Rows from a dataset:
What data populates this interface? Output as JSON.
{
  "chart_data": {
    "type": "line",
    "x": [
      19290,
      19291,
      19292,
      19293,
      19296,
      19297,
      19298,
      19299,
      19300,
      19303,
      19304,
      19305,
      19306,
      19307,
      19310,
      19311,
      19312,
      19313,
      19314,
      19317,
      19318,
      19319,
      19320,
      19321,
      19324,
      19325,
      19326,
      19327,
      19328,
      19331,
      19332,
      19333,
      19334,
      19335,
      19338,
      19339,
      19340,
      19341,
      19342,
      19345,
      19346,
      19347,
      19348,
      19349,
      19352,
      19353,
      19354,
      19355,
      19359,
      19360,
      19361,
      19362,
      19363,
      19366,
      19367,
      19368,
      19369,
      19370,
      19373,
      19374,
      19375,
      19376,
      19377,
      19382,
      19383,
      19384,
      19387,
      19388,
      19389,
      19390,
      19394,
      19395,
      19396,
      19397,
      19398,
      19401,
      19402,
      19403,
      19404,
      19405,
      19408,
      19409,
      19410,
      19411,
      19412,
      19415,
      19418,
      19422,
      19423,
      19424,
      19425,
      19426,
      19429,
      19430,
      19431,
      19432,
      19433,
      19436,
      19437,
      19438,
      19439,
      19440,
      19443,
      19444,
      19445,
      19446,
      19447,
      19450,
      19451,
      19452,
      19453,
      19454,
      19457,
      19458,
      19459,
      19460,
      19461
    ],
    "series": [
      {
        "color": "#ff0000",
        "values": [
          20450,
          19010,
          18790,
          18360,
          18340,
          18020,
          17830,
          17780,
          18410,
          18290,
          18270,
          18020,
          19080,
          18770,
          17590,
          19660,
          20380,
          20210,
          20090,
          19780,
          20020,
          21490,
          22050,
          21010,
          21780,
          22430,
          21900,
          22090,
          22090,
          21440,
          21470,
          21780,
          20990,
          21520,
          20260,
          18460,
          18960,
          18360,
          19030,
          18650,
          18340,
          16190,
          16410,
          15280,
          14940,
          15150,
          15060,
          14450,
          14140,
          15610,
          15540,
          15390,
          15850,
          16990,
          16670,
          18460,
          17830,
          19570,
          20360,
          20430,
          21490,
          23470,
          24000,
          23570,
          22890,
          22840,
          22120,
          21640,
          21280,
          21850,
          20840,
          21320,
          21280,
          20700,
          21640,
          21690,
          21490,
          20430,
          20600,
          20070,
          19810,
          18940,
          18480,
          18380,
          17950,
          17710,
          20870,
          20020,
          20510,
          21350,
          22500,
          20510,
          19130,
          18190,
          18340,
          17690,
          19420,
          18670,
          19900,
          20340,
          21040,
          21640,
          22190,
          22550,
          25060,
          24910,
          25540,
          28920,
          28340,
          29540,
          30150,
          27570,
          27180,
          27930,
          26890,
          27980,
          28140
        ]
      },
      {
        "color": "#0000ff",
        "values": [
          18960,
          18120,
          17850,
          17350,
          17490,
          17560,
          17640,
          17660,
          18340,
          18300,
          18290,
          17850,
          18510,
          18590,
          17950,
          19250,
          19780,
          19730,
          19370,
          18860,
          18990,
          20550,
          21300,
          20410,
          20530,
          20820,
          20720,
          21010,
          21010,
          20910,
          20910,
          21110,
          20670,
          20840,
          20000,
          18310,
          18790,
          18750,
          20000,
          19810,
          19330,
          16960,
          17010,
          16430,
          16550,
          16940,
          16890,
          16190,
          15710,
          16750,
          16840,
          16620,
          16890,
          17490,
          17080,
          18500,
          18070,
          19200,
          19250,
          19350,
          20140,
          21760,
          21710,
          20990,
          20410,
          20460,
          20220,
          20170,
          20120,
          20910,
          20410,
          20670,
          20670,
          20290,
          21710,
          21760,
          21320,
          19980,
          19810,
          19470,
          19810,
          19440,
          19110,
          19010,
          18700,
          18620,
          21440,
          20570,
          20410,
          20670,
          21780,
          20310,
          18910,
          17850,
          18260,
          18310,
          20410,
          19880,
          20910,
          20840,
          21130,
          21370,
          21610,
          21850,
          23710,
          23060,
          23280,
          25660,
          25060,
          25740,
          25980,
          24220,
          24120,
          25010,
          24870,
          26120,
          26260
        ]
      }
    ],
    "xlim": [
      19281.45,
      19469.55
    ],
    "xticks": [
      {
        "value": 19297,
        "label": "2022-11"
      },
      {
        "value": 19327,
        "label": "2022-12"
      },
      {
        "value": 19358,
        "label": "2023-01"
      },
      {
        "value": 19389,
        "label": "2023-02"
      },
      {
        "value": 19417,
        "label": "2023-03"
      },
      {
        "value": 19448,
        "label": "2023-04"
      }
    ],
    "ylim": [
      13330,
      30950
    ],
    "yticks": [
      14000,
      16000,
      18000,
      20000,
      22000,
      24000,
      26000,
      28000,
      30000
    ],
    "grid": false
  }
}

EXERCISE GOAL:
Write out the entries in full, exactly as given.

SOLUTION FOR THIS TASK:
What data populates this interface? Output as JSON.
{
  "chart_data": {
    "type": "line",
    "x": [
      19290,
      19291,
      19292,
      19293,
      19296,
      19297,
      19298,
      19299,
      19300,
      19303,
      19304,
      19305,
      19306,
      19307,
      19310,
      19311,
      19312,
      19313,
      19314,
      19317,
      19318,
      19319,
      19320,
      19321,
      19324,
      19325,
      19326,
      19327,
      19328,
      19331,
      19332,
      19333,
      19334,
      19335,
      19338,
      19339,
      19340,
      19341,
      19342,
      19345,
      19346,
      19347,
      19348,
      19349,
      19352,
      19353,
      19354,
      19355,
      19359,
      19360,
      19361,
      19362,
      19363,
      19366,
      19367,
      19368,
      19369,
      19370,
      19373,
      19374,
      19375,
      19376,
      19377,
      19382,
      19383,
      19384,
      19387,
      19388,
      19389,
      19390,
      19394,
      19395,
      19396,
      19397,
      19398,
      19401,
      19402,
      19403,
      19404,
      19405,
      19408,
      19409,
      19410,
      19411,
      19412,
      19415,
      19418,
      19422,
      19423,
      19424,
      19425,
      19426,
      19429,
      19430,
      19431,
      19432,
      19433,
      19436,
      19437,
      19438,
      19439,
      19440,
      19443,
      19444,
      19445,
      19446,
      19447,
      19450,
      19451,
      19452,
      19453,
      19454,
      19457,
      19458,
      19459,
      19460,
      19461
    ],
    "series": [
      {
        "color": "#ff0000",
        "values": [
          20450,
          19010,
          18790,
          18360,
          18340,
          18020,
          17830,
          17780,
          18410,
          18290,
          18270,
          18020,
          19080,
          18770,
          17590,
          19660,
          20380,
          20210,
          20090,
          19780,
          20020,
          21490,
          22050,
          21010,
          21780,
          22430,
          21900,
          22090,
          22090,
          21440,
          21470,
          21780,
          20990,
          21520,
          20260,
          18460,
          18960,
          18360,
          19030,
          18650,
          18340,
          16190,
          16410,
          15280,
          14940,
          15150,
          15060,
          14450,
          14140,
          15610,
          15540,
          15390,
          15850,
          16990,
          16670,
          18460,
          17830,
          19570,
          20360,
          20430,
          21490,
          23470,
          24000,
          23570,
          22890,
          22840,
          22120,
          21640,
          21280,
          21850,
          20840,
          21320,
          21280,
          20700,
          21640,
          21690,
          21490,
          20430,
          20600,
          20070,
          19810,
          18940,
          18480,
          18380,
          17950,
          17710,
          20870,
          20020,
          20510,
          21350,
          22500,
          20510,
          19130,
          18190,
          18340,
          17690,
          19420,
          18670,
          19900,
          20340,
          21040,
          21640,
          22190,
          22550,
          25060,
          24910,
          25540,
          28920,
          28340,
          29540,
          30150,
          27570,
          27180,
          27930,
          26890,
          27980,
          28140
        ]
      },
      {
        "color": "#0000ff",
        "values": [
          18960,
          18120,
          17850,
          17350,
          17490,
          17560,
          17640,
          17660,
          18340,
          18300,
          18290,
          17850,
          18510,
          18590,
          17950,
          19250,
          19780,
          19730,
          19370,
          18860,
          18990,
          20550,
          21300,
          20410,
          20530,
          20820,
          20720,
          21010,
          21010,
          20910,
          20910,
          21110,
          20670,
          20840,
          20000,
          18310,
          18790,
          18750,
          20000,
          19810,
          19330,
          16960,
          17010,
          16430,
          16550,
          16940,
          16890,
          16190,
          15710,
          16750,
          16840,
          16620,
          16890,
          17490,
          17080,
          18500,
          18070,
          19200,
          19250,
          19350,
          20140,
          21760,
          21710,
          20990,
          20410,
          20460,
          20220,
          20170,
          20120,
          20910,
          20410,
          20670,
          20670,
          20290,
          21710,
          21760,
          21320,
          19980,
          19810,
          19470,
          19810,
          19440,
          19110,
          19010,
          18700,
          18620,
          21440,
          20570,
          20410,
          20670,
          21780,
          20310,
          18910,
          17850,
          18260,
          18310,
          20410,
          19880,
          20910,
          20840,
          21130,
          21370,
          21610,
          21850,
          23710,
          23060,
          23280,
          25660,
          25060,
          25740,
          25980,
          24220,
          24120,
          25010,
          24870,
          26120,
          26260
        ]
      }
    ],
    "xlim": [
      19281.45,
      19469.55
    ],
    "xticks": [
      {
        "value": 19297,
        "label": "2022-11"
      },
      {
        "value": 19327,
        "label": "2022-12"
      },
      {
        "value": 19358,
        "label": "2023-01"
      },
      {
        "value": 19389,
        "label": "2023-02"
      },
      {
        "value": 19417,
        "label": "2023-03"
      },
      {
        "value": 19448,
        "label": "2023-04"
      }
    ],
    "ylim": [
      13330,
      30950
    ],
    "yticks": [
      14000,
      16000,
      18000,
      20000,
      22000,
      24000,
      26000,
      28000,
      30000
    ],
    "grid": false
  }
}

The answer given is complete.